### THE REQUEST:
Repeat each record exactly as written, and drop any images.

### MATERIAL FOR THE TASK:

▬▬▬▬▬▬▬▬▬▬

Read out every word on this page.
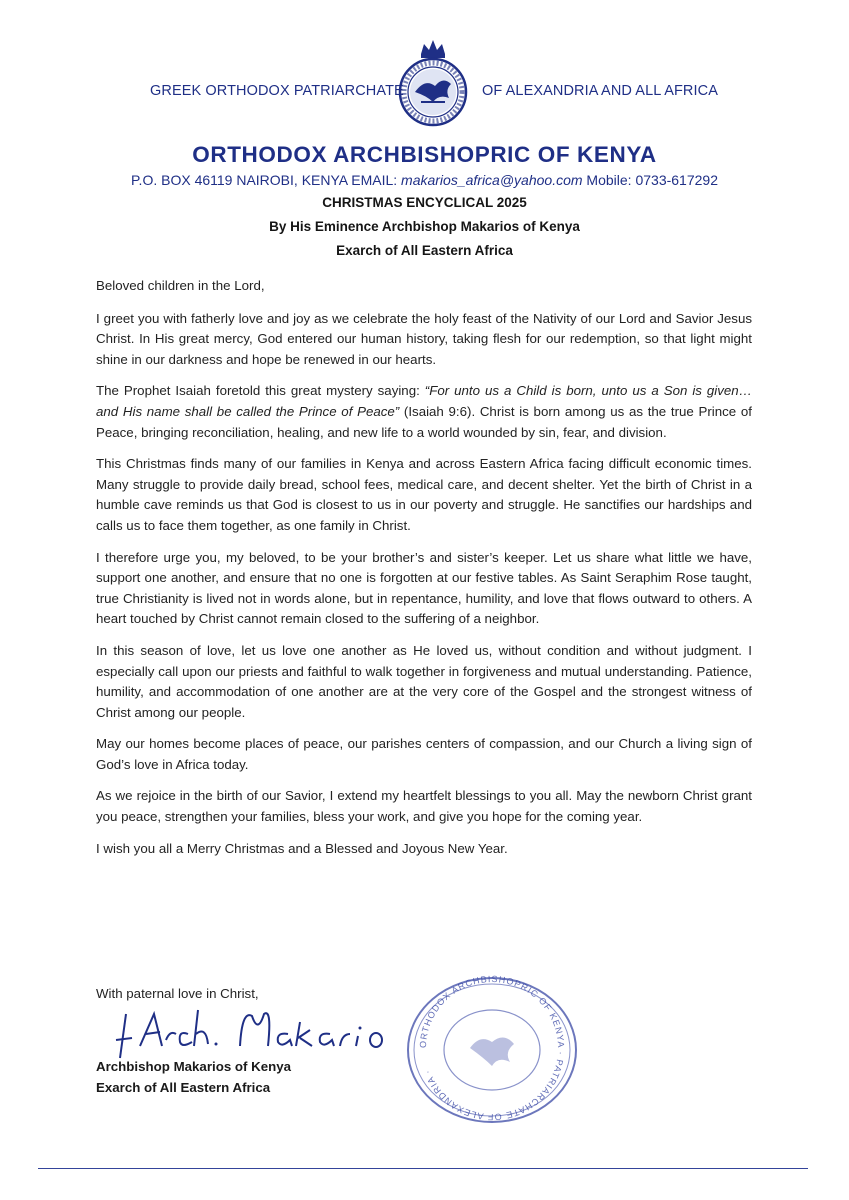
GREEK ORTHODOX PATRIARCHATE	OF ALEXANDRIA AND ALL AFRICA
ORTHODOX ARCHBISHOPRIC OF KENYA
P.O. BOX 46119 NAIROBI, KENYA EMAIL: makarios_africa@yahoo.com Mobile: 0733-617292
CHRISTMAS ENCYCLICAL 2025
By His Eminence Archbishop Makarios of Kenya
Exarch of All Eastern Africa

Beloved children in the Lord,

I greet you with fatherly love and joy as we celebrate the holy feast of the Nativity of our Lord and Savior Jesus Christ. In His great mercy, God entered our human history, taking flesh for our redemption, so that light might shine in our darkness and hope be renewed in our hearts.

The Prophet Isaiah foretold this great mystery saying: “For unto us a Child is born, unto us a Son is given… and His name shall be called the Prince of Peace” (Isaiah 9:6). Christ is born among us as the true Prince of Peace, bringing reconciliation, healing, and new life to a world wounded by sin, fear, and division.

This Christmas finds many of our families in Kenya and across Eastern Africa facing difficult economic times. Many struggle to provide daily bread, school fees, medical care, and decent shelter. Yet the birth of Christ in a humble cave reminds us that God is closest to us in our poverty and struggle. He sanctifies our hardships and calls us to face them together, as one family in Christ.

I therefore urge you, my beloved, to be your brother’s and sister’s keeper. Let us share what little we have, support one another, and ensure that no one is forgotten at our festive tables. As Saint Seraphim Rose taught, true Christianity is lived not in words alone, but in repentance, humility, and love that flows outward to others. A heart touched by Christ cannot remain closed to the suffering of a neighbor.

In this season of love, let us love one another as He loved us, without condition and without judgment. I especially call upon our priests and faithful to walk together in forgiveness and mutual understanding. Patience, humility, and accommodation of one another are at the very core of the Gospel and the strongest witness of Christ among our people.

May our homes become places of peace, our parishes centers of compassion, and our Church a living sign of God’s love in Africa today.

As we rejoice in the birth of our Savior, I extend my heartfelt blessings to you all. May the newborn Christ grant you peace, strengthen your families, bless your work, and give you hope for the coming year.

I wish you all a Merry Christmas and a Blessed and Joyous New Year.

With paternal love in Christ,
ORTHODOX ARCHBISHOPRIC OF KENYA · PATRIARCHATE OF ALEXANDRIA ·
Archbishop Makarios of Kenya
Exarch of All Eastern Africa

▬▬▬▬▬▬▬▬▬▬

### ANSWER TO THIS EXERCISE:
Read out every word on this page.
GREEK ORTHODOX PATRIARCHATE	OF ALEXANDRIA AND ALL AFRICA
ORTHODOX ARCHBISHOPRIC OF KENYA
P.O. BOX 46119 NAIROBI, KENYA EMAIL: makarios_africa@yahoo.com Mobile: 0733-617292
CHRISTMAS ENCYCLICAL 2025
By His Eminence Archbishop Makarios of Kenya
Exarch of All Eastern Africa

Beloved children in the Lord,

I greet you with fatherly love and joy as we celebrate the holy feast of the Nativity of our Lord and Savior Jesus Christ. In His great mercy, God entered our human history, taking flesh for our redemption, so that light might shine in our darkness and hope be renewed in our hearts.

The Prophet Isaiah foretold this great mystery saying: “For unto us a Child is born, unto us a Son is given… and His name shall be called the Prince of Peace” (Isaiah 9:6). Christ is born among us as the true Prince of Peace, bringing reconciliation, healing, and new life to a world wounded by sin, fear, and division.

This Christmas finds many of our families in Kenya and across Eastern Africa facing difficult economic times. Many struggle to provide daily bread, school fees, medical care, and decent shelter. Yet the birth of Christ in a humble cave reminds us that God is closest to us in our poverty and struggle. He sanctifies our hardships and calls us to face them together, as one family in Christ.

I therefore urge you, my beloved, to be your brother’s and sister’s keeper. Let us share what little we have, support one another, and ensure that no one is forgotten at our festive tables. As Saint Seraphim Rose taught, true Christianity is lived not in words alone, but in repentance, humility, and love that flows outward to others. A heart touched by Christ cannot remain closed to the suffering of a neighbor.

In this season of love, let us love one another as He loved us, without condition and without judgment. I especially call upon our priests and faithful to walk together in forgiveness and mutual understanding. Patience, humility, and accommodation of one another are at the very core of the Gospel and the strongest witness of Christ among our people.

May our homes become places of peace, our parishes centers of compassion, and our Church a living sign of God’s love in Africa today.

As we rejoice in the birth of our Savior, I extend my heartfelt blessings to you all. May the newborn Christ grant you peace, strengthen your families, bless your work, and give you hope for the coming year.

I wish you all a Merry Christmas and a Blessed and Joyous New Year.

With paternal love in Christ,
ORTHODOX ARCHBISHOPRIC OF KENYA · PATRIARCHATE OF ALEXANDRIA ·
Archbishop Makarios of Kenya
Exarch of All Eastern Africa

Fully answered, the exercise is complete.